• Supplied entries
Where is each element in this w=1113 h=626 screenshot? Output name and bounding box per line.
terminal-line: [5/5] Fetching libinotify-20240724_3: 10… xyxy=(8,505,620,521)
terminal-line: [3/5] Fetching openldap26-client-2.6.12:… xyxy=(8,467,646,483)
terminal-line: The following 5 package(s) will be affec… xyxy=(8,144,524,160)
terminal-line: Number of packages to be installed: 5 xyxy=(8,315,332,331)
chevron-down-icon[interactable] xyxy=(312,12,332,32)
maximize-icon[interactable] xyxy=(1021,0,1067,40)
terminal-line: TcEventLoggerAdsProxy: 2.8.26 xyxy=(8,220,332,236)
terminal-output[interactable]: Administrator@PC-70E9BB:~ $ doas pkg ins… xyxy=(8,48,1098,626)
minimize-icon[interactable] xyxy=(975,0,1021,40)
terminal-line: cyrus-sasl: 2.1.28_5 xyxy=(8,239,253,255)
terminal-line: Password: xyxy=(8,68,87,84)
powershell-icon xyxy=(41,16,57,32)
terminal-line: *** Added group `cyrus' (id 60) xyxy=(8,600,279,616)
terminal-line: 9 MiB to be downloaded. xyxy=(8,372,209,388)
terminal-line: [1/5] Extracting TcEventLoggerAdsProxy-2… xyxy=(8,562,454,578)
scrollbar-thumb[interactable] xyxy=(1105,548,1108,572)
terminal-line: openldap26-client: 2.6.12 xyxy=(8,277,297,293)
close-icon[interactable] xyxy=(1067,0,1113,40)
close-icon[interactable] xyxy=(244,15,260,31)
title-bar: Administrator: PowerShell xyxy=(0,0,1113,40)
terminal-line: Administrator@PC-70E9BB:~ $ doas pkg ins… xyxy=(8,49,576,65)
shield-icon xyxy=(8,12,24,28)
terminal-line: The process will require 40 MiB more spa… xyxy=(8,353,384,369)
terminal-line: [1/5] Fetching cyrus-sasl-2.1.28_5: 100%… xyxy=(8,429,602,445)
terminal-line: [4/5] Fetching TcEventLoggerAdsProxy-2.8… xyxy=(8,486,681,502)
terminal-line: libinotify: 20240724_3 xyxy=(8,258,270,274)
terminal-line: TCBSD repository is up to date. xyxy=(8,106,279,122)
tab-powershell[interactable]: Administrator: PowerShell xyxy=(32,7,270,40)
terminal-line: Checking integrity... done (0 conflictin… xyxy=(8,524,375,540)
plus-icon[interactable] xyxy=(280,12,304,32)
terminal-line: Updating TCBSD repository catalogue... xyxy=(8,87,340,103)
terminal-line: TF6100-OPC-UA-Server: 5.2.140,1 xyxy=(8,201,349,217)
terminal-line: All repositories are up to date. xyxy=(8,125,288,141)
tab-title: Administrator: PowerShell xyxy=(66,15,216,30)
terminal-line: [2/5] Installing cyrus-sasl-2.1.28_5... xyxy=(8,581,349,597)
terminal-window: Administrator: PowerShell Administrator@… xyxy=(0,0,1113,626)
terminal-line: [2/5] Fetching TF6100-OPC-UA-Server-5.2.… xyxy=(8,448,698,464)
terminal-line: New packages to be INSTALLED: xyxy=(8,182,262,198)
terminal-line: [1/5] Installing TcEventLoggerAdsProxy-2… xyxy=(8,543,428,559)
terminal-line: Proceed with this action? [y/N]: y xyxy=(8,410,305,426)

• Your instructions
Rewrite the stretch from the start of the material through the line containing "terminal-line: The following", putting "Downloading" wherever "Fetching" appears and leaving everything else as it is.

• Task output
Where is each element in this w=1113 h=626 screenshot? Output name and bounding box per line.
terminal-line: [5/5] Downloading libinotify-20240724_3: 10… xyxy=(8,505,620,521)
terminal-line: [3/5] Downloading openldap26-client-2.6.12:… xyxy=(8,467,646,483)
terminal-line: The following 5 package(s) will be affec… xyxy=(8,144,524,160)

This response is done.